Required task -
Return the complete listing that follows, with each line reproduced exactly.

________

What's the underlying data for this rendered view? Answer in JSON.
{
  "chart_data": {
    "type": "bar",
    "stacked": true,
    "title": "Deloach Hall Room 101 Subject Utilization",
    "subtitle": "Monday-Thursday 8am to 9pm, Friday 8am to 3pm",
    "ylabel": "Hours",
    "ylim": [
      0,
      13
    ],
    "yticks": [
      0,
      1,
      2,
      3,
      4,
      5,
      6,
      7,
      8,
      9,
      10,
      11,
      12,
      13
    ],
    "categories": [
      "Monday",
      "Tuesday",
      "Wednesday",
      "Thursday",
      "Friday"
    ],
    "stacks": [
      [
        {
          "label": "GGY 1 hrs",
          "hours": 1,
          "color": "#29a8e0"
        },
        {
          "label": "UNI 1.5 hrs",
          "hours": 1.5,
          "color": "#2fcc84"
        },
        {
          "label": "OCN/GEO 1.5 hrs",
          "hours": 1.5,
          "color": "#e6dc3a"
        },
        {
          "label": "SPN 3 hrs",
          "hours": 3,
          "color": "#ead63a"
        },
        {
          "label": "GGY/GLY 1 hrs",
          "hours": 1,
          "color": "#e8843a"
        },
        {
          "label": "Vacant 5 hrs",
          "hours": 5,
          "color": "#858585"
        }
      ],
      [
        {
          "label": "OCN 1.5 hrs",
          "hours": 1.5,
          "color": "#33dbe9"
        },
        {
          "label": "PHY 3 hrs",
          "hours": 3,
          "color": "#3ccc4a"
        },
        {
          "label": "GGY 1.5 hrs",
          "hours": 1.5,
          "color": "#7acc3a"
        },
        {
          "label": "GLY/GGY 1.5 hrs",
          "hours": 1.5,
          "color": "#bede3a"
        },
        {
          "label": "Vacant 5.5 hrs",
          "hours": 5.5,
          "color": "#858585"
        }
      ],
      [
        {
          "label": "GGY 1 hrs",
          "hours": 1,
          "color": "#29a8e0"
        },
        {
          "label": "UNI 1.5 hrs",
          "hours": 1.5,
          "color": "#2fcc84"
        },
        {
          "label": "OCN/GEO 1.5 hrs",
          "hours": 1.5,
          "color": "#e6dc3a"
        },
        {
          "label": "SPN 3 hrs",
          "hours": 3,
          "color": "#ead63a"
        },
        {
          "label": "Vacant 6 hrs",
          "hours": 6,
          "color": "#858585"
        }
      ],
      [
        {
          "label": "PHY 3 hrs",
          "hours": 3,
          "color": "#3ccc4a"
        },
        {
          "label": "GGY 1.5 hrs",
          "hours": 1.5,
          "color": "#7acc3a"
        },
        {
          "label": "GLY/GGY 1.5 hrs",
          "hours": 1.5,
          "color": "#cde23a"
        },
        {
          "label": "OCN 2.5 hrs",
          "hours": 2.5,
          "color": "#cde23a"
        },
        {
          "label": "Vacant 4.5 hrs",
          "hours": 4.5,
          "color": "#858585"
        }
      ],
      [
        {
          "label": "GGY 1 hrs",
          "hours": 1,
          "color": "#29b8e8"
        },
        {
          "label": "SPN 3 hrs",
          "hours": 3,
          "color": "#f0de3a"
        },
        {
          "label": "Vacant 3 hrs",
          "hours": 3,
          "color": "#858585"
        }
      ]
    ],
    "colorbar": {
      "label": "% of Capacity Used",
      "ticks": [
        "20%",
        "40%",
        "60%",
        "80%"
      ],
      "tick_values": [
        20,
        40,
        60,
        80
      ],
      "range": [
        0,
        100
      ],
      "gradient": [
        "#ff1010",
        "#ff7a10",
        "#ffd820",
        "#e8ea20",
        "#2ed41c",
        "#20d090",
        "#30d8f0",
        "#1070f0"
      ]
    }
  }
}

________

Completed task -
What's the underlying data for this rendered view? Answer in JSON.
{
  "chart_data": {
    "type": "bar",
    "stacked": true,
    "title": "Deloach Hall Room 101 Subject Utilization",
    "subtitle": "Monday-Thursday 8am to 9pm, Friday 8am to 3pm",
    "ylabel": "Hours",
    "ylim": [
      0,
      13
    ],
    "yticks": [
      0,
      1,
      2,
      3,
      4,
      5,
      6,
      7,
      8,
      9,
      10,
      11,
      12,
      13
    ],
    "categories": [
      "Monday",
      "Tuesday",
      "Wednesday",
      "Thursday",
      "Friday"
    ],
    "stacks": [
      [
        {
          "label": "GGY 1 hrs",
          "hours": 1,
          "color": "#29a8e0"
        },
        {
          "label": "UNI 1.5 hrs",
          "hours": 1.5,
          "color": "#2fcc84"
        },
        {
          "label": "OCN/GEO 1.5 hrs",
          "hours": 1.5,
          "color": "#e6dc3a"
        },
        {
          "label": "SPN 3 hrs",
          "hours": 3,
          "color": "#ead63a"
        },
        {
          "label": "GGY/GLY 1 hrs",
          "hours": 1,
          "color": "#e8843a"
        },
        {
          "label": "Vacant 5 hrs",
          "hours": 5,
          "color": "#858585"
        }
      ],
      [
        {
          "label": "OCN 1.5 hrs",
          "hours": 1.5,
          "color": "#33dbe9"
        },
        {
          "label": "PHY 3 hrs",
          "hours": 3,
          "color": "#3ccc4a"
        },
        {
          "label": "GGY 1.5 hrs",
          "hours": 1.5,
          "color": "#7acc3a"
        },
        {
          "label": "GLY/GGY 1.5 hrs",
          "hours": 1.5,
          "color": "#bede3a"
        },
        {
          "label": "Vacant 5.5 hrs",
          "hours": 5.5,
          "color": "#858585"
        }
      ],
      [
        {
          "label": "GGY 1 hrs",
          "hours": 1,
          "color": "#29a8e0"
        },
        {
          "label": "UNI 1.5 hrs",
          "hours": 1.5,
          "color": "#2fcc84"
        },
        {
          "label": "OCN/GEO 1.5 hrs",
          "hours": 1.5,
          "color": "#e6dc3a"
        },
        {
          "label": "SPN 3 hrs",
          "hours": 3,
          "color": "#ead63a"
        },
        {
          "label": "Vacant 6 hrs",
          "hours": 6,
          "color": "#858585"
        }
      ],
      [
        {
          "label": "PHY 3 hrs",
          "hours": 3,
          "color": "#3ccc4a"
        },
        {
          "label": "GGY 1.5 hrs",
          "hours": 1.5,
          "color": "#7acc3a"
        },
        {
          "label": "GLY/GGY 1.5 hrs",
          "hours": 1.5,
          "color": "#cde23a"
        },
        {
          "label": "OCN 2.5 hrs",
          "hours": 2.5,
          "color": "#cde23a"
        },
        {
          "label": "Vacant 4.5 hrs",
          "hours": 4.5,
          "color": "#858585"
        }
      ],
      [
        {
          "label": "GGY 1 hrs",
          "hours": 1,
          "color": "#29b8e8"
        },
        {
          "label": "SPN 3 hrs",
          "hours": 3,
          "color": "#f0de3a"
        },
        {
          "label": "Vacant 3 hrs",
          "hours": 3,
          "color": "#858585"
        }
      ]
    ],
    "colorbar": {
      "label": "% of Capacity Used",
      "ticks": [
        "20%",
        "40%",
        "60%",
        "80%"
      ],
      "tick_values": [
        20,
        40,
        60,
        80
      ],
      "range": [
        0,
        100
      ],
      "gradient": [
        "#ff1010",
        "#ff7a10",
        "#ffd820",
        "#e8ea20",
        "#2ed41c",
        "#20d090",
        "#30d8f0",
        "#1070f0"
      ]
    }
  }
}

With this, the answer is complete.